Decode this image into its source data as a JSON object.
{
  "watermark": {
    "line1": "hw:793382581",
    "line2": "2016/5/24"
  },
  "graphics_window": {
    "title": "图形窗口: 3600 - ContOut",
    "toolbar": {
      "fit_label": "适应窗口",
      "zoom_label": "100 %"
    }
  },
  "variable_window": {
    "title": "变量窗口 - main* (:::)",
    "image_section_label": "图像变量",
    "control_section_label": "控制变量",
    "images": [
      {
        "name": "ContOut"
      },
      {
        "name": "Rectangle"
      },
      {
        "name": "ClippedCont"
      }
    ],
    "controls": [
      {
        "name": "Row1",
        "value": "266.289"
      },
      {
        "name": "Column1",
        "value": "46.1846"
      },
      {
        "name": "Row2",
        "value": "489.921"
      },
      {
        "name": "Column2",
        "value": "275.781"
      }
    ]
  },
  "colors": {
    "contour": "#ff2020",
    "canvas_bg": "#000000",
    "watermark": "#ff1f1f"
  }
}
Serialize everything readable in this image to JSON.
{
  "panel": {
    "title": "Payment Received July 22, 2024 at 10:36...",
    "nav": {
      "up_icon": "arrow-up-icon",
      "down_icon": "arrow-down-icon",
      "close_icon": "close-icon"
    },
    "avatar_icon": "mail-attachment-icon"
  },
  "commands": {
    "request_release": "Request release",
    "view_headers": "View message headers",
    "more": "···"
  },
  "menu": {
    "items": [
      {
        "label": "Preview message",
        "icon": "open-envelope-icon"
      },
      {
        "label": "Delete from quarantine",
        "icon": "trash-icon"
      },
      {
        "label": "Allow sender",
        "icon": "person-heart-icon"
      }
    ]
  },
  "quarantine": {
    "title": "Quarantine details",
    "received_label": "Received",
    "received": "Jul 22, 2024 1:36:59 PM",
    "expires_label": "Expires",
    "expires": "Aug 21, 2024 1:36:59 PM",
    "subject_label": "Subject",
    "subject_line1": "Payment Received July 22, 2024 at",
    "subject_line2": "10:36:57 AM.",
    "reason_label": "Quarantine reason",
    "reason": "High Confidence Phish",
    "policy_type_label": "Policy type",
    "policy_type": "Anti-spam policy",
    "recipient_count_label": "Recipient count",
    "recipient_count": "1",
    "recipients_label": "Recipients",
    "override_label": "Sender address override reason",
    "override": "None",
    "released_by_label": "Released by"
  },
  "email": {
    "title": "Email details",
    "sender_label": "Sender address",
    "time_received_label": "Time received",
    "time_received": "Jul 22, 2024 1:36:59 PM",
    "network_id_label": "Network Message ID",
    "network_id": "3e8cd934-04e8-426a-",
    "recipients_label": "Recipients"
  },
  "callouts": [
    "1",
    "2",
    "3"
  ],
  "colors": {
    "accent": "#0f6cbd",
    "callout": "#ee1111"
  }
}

(GOAL):
From the records, copy every line that has the string "JSON" in it.

(REPLY):
Decode this image into its source data as a JSON object.
Serialize everything readable in this image to JSON.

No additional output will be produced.